Exercise directions: Skip the pictures. Repeat everything else in the records word for word.
--
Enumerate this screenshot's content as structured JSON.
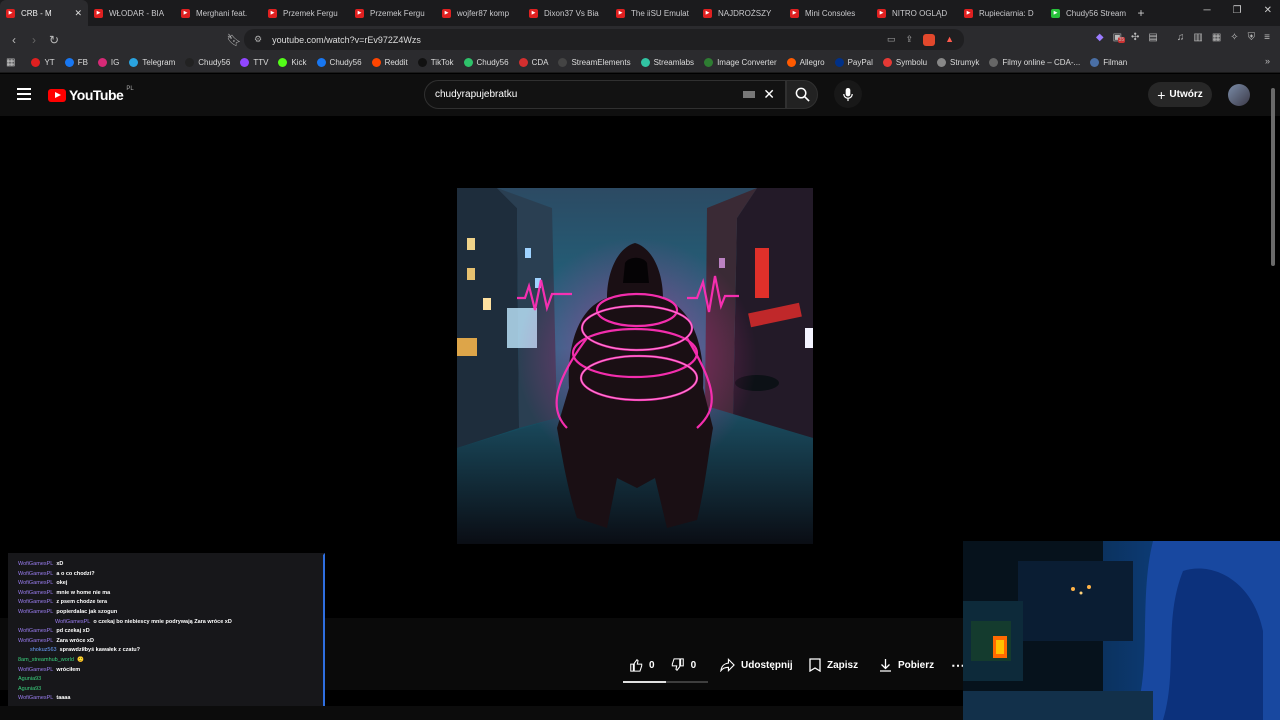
{
  "browser": {
    "tabs": [
      {
        "label": "CRB - M",
        "active": true
      },
      {
        "label": "WŁODAR - BIA"
      },
      {
        "label": "Merghani feat."
      },
      {
        "label": "Przemek Fergu"
      },
      {
        "label": "Przemek Fergu"
      },
      {
        "label": "wojfer87 komp"
      },
      {
        "label": "Dixon37 Vs Bia"
      },
      {
        "label": "The iiSU Emulat"
      },
      {
        "label": "NAJDROŻSZY"
      },
      {
        "label": "Mini Consoles"
      },
      {
        "label": "NITRO OGLĄD"
      },
      {
        "label": "Rupieciarnia: D"
      },
      {
        "label": "Chudy56 Stream"
      }
    ],
    "new_tab": "+",
    "url": "youtube.com/watch?v=rEv972Z4Wzs",
    "ext_badge": "35",
    "bookmarks": [
      {
        "label": "YT",
        "color": "#e02020"
      },
      {
        "label": "FB",
        "color": "#1877f2"
      },
      {
        "label": "IG",
        "color": "#d62976"
      },
      {
        "label": "Telegram",
        "color": "#2aa3df"
      },
      {
        "label": "Chudy56",
        "color": "#222222"
      },
      {
        "label": "TTV",
        "color": "#9146ff"
      },
      {
        "label": "Kick",
        "color": "#53fc18"
      },
      {
        "label": "Chudy56",
        "color": "#1877f2"
      },
      {
        "label": "Reddit",
        "color": "#ff4500"
      },
      {
        "label": "TikTok",
        "color": "#111111"
      },
      {
        "label": "Chudy56",
        "color": "#2ec26a"
      },
      {
        "label": "CDA",
        "color": "#d32f2f"
      },
      {
        "label": "StreamElements",
        "color": "#444444"
      },
      {
        "label": "Streamlabs",
        "color": "#31c3a2"
      },
      {
        "label": "Image Converter",
        "color": "#2e7d32"
      },
      {
        "label": "Allegro",
        "color": "#ff5a00"
      },
      {
        "label": "PayPal",
        "color": "#003087"
      },
      {
        "label": "Symbolu",
        "color": "#e53935"
      },
      {
        "label": "Strumyk",
        "color": "#888888"
      },
      {
        "label": "Filmy online – CDA-...",
        "color": "#666666"
      },
      {
        "label": "Filman",
        "color": "#4a6fa5"
      }
    ]
  },
  "youtube": {
    "logo_text": "YouTube",
    "logo_region": "PL",
    "search_query": "chudyrapujebratku",
    "create_label": "Utwórz",
    "actions": {
      "likes": "0",
      "dislikes": "0",
      "share": "Udostępnij",
      "save": "Zapisz",
      "download": "Pobierz"
    }
  },
  "chat": {
    "messages": [
      {
        "user": "WofiGamesPL",
        "text": "xD",
        "cls": ""
      },
      {
        "user": "WofiGamesPL",
        "text": "a o co chodzi?",
        "cls": ""
      },
      {
        "user": "WofiGamesPL",
        "text": "okej",
        "cls": ""
      },
      {
        "user": "WofiGamesPL",
        "text": "mnie w home nie ma",
        "cls": ""
      },
      {
        "user": "WofiGamesPL",
        "text": "z psem chodze tera",
        "cls": ""
      },
      {
        "user": "WofiGamesPL",
        "text": "popierdalac jak szogun",
        "cls": ""
      },
      {
        "user": "WofiGamesPL",
        "text": "o czekaj bo niebiescy mnie podrywają Zara wróce xD",
        "cls": "",
        "indent": true
      },
      {
        "user": "WofiGamesPL",
        "text": "pd czekaj xD",
        "cls": ""
      },
      {
        "user": "WofiGamesPL",
        "text": "Zara wróce xD",
        "cls": ""
      },
      {
        "user": "shokuz563",
        "text": "sprawdziłbyś kawałek z czatu?",
        "cls": "b",
        "indent2": true
      },
      {
        "user": "8am_streamhub_world",
        "text": "🙂",
        "cls": "g"
      },
      {
        "user": "WofiGamesPL",
        "text": "wróciłem",
        "cls": ""
      },
      {
        "user": "Agunia93",
        "text": "",
        "cls": "g"
      },
      {
        "user": "Agunia93",
        "text": "",
        "cls": "g"
      },
      {
        "user": "WofiGamesPL",
        "text": "taaaa",
        "cls": ""
      }
    ]
  }
}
--
Full output:
Enumerate this screenshot's content as structured JSON.
{
  "browser": {
    "tabs": [
      {
        "label": "CRB - M",
        "active": true
      },
      {
        "label": "WŁODAR - BIA"
      },
      {
        "label": "Merghani feat."
      },
      {
        "label": "Przemek Fergu"
      },
      {
        "label": "Przemek Fergu"
      },
      {
        "label": "wojfer87 komp"
      },
      {
        "label": "Dixon37 Vs Bia"
      },
      {
        "label": "The iiSU Emulat"
      },
      {
        "label": "NAJDROŻSZY"
      },
      {
        "label": "Mini Consoles"
      },
      {
        "label": "NITRO OGLĄD"
      },
      {
        "label": "Rupieciarnia: D"
      },
      {
        "label": "Chudy56 Stream"
      }
    ],
    "new_tab": "+",
    "url": "youtube.com/watch?v=rEv972Z4Wzs",
    "ext_badge": "35",
    "bookmarks": [
      {
        "label": "YT",
        "color": "#e02020"
      },
      {
        "label": "FB",
        "color": "#1877f2"
      },
      {
        "label": "IG",
        "color": "#d62976"
      },
      {
        "label": "Telegram",
        "color": "#2aa3df"
      },
      {
        "label": "Chudy56",
        "color": "#222222"
      },
      {
        "label": "TTV",
        "color": "#9146ff"
      },
      {
        "label": "Kick",
        "color": "#53fc18"
      },
      {
        "label": "Chudy56",
        "color": "#1877f2"
      },
      {
        "label": "Reddit",
        "color": "#ff4500"
      },
      {
        "label": "TikTok",
        "color": "#111111"
      },
      {
        "label": "Chudy56",
        "color": "#2ec26a"
      },
      {
        "label": "CDA",
        "color": "#d32f2f"
      },
      {
        "label": "StreamElements",
        "color": "#444444"
      },
      {
        "label": "Streamlabs",
        "color": "#31c3a2"
      },
      {
        "label": "Image Converter",
        "color": "#2e7d32"
      },
      {
        "label": "Allegro",
        "color": "#ff5a00"
      },
      {
        "label": "PayPal",
        "color": "#003087"
      },
      {
        "label": "Symbolu",
        "color": "#e53935"
      },
      {
        "label": "Strumyk",
        "color": "#888888"
      },
      {
        "label": "Filmy online – CDA-...",
        "color": "#666666"
      },
      {
        "label": "Filman",
        "color": "#4a6fa5"
      }
    ]
  },
  "youtube": {
    "logo_text": "YouTube",
    "logo_region": "PL",
    "search_query": "chudyrapujebratku",
    "create_label": "Utwórz",
    "actions": {
      "likes": "0",
      "dislikes": "0",
      "share": "Udostępnij",
      "save": "Zapisz",
      "download": "Pobierz"
    }
  },
  "chat": {
    "messages": [
      {
        "user": "WofiGamesPL",
        "text": "xD",
        "cls": ""
      },
      {
        "user": "WofiGamesPL",
        "text": "a o co chodzi?",
        "cls": ""
      },
      {
        "user": "WofiGamesPL",
        "text": "okej",
        "cls": ""
      },
      {
        "user": "WofiGamesPL",
        "text": "mnie w home nie ma",
        "cls": ""
      },
      {
        "user": "WofiGamesPL",
        "text": "z psem chodze tera",
        "cls": ""
      },
      {
        "user": "WofiGamesPL",
        "text": "popierdalac jak szogun",
        "cls": ""
      },
      {
        "user": "WofiGamesPL",
        "text": "o czekaj bo niebiescy mnie podrywają Zara wróce xD",
        "cls": "",
        "indent": true
      },
      {
        "user": "WofiGamesPL",
        "text": "pd czekaj xD",
        "cls": ""
      },
      {
        "user": "WofiGamesPL",
        "text": "Zara wróce xD",
        "cls": ""
      },
      {
        "user": "shokuz563",
        "text": "sprawdziłbyś kawałek z czatu?",
        "cls": "b",
        "indent2": true
      },
      {
        "user": "8am_streamhub_world",
        "text": "🙂",
        "cls": "g"
      },
      {
        "user": "WofiGamesPL",
        "text": "wróciłem",
        "cls": ""
      },
      {
        "user": "Agunia93",
        "text": "",
        "cls": "g"
      },
      {
        "user": "Agunia93",
        "text": "",
        "cls": "g"
      },
      {
        "user": "WofiGamesPL",
        "text": "taaaa",
        "cls": ""
      }
    ]
  }
}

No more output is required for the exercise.